Reproduce the listing below in full and without alteration, apart from its pictures.

>> start

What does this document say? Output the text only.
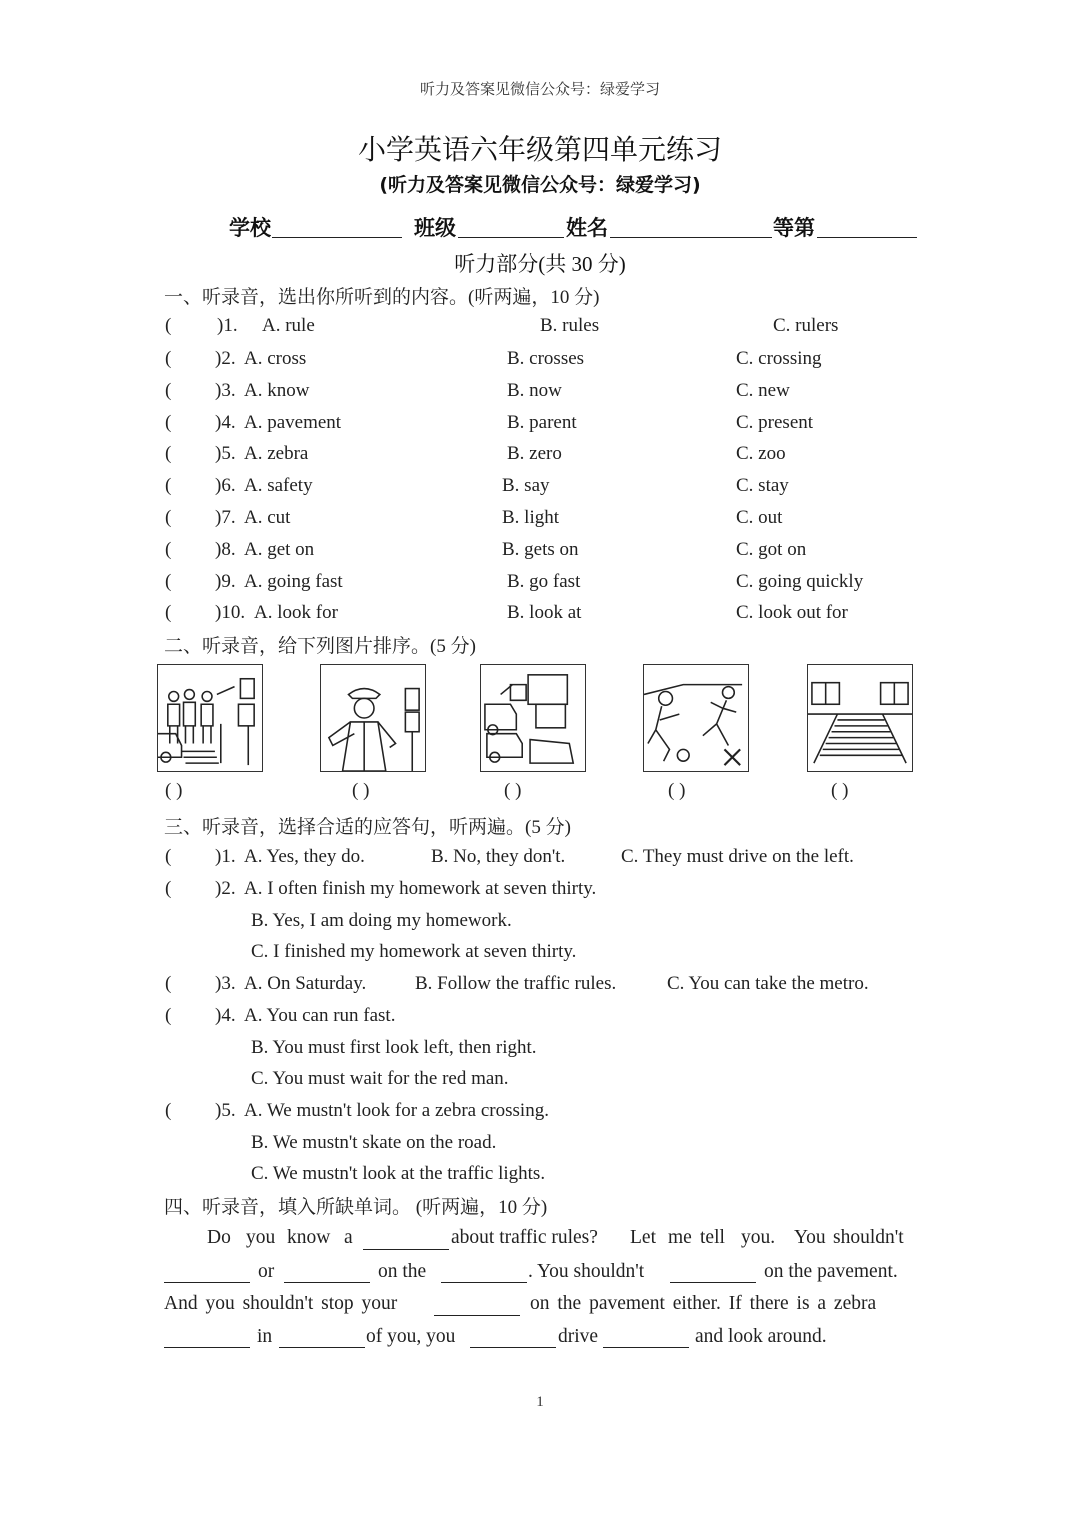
听力及答案见微信公众号：绿爱学习
小学英语六年级第四单元练习
(听力及答案见微信公众号：绿爱学习)
学校	班级	姓名	等第
听力部分(共 30 分)
一、听录音，选出你所听到的内容。(听两遍，10 分)
( )1. A. rule	B. rules	C. rulers
( )2. A. cross	B. crosses	C. crossing
( )3. A. know	B. now	C. new
( )4. A. pavement	B. parent	C. present
( )5. A. zebra	B. zero	C. zoo
( )6. A. safety	B. say	C. stay
( )7. A. cut	B. light	C. out
( )8. A. get on	B. gets on	C. got on
( )9. A. going fast	B. go fast	C. going quickly
( )10. A. look for	B. look at	C. look out for
二、听录音，给下列图片排序。(5 分)
( )	( )	( )	( )	( )
三、听录音，选择合适的应答句，听两遍。(5 分)
( )1. A. Yes, they do.	B. No, they don't.	C. They must drive on the left.
( )2. A. I often finish my homework at seven thirty.
B. Yes, I am doing my homework.
C. I finished my homework at seven thirty.
( )3. A. On Saturday.	B. Follow the traffic rules.	C. You can take the metro.
( )4. A. You can run fast.
B. You must first look left, then right.
C. You must wait for the red man.
( )5. A. We mustn't look for a zebra crossing.
B. We mustn't skate on the road.
C. We mustn't look at the traffic lights.
四、听录音，填入所缺单词。 (听两遍，10 分)
Do you know a	about traffic rules? Let me tell you. You shouldn't
or	on the	. You shouldn't	on the pavement.
And you shouldn't stop your	on the pavement either. If there is a zebra
in	of you, you	drive	and look around.
1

>> end

■ **Response to this task**
What does this document say? Output the text only.
听力及答案见微信公众号：绿爱学习
小学英语六年级第四单元练习
(听力及答案见微信公众号：绿爱学习)
学校	班级	姓名	等第
听力部分(共 30 分)
一、听录音，选出你所听到的内容。(听两遍，10 分)
( )1. A. rule	B. rules	C. rulers
( )2. A. cross	B. crosses	C. crossing
( )3. A. know	B. now	C. new
( )4. A. pavement	B. parent	C. present
( )5. A. zebra	B. zero	C. zoo
( )6. A. safety	B. say	C. stay
( )7. A. cut	B. light	C. out
( )8. A. get on	B. gets on	C. got on
( )9. A. going fast	B. go fast	C. going quickly
( )10. A. look for	B. look at	C. look out for
二、听录音，给下列图片排序。(5 分)
( )	( )	( )	( )	( )
三、听录音，选择合适的应答句，听两遍。(5 分)
( )1. A. Yes, they do.	B. No, they don't.	C. They must drive on the left.
( )2. A. I often finish my homework at seven thirty.
B. Yes, I am doing my homework.
C. I finished my homework at seven thirty.
( )3. A. On Saturday.	B. Follow the traffic rules.	C. You can take the metro.
( )4. A. You can run fast.
B. You must first look left, then right.
C. You must wait for the red man.
( )5. A. We mustn't look for a zebra crossing.
B. We mustn't skate on the road.
C. We mustn't look at the traffic lights.
四、听录音，填入所缺单词。 (听两遍，10 分)
Do you know a	about traffic rules? Let me tell you. You shouldn't
or	on the	. You shouldn't	on the pavement.
And you shouldn't stop your	on the pavement either. If there is a zebra
in	of you, you	drive	and look around.
1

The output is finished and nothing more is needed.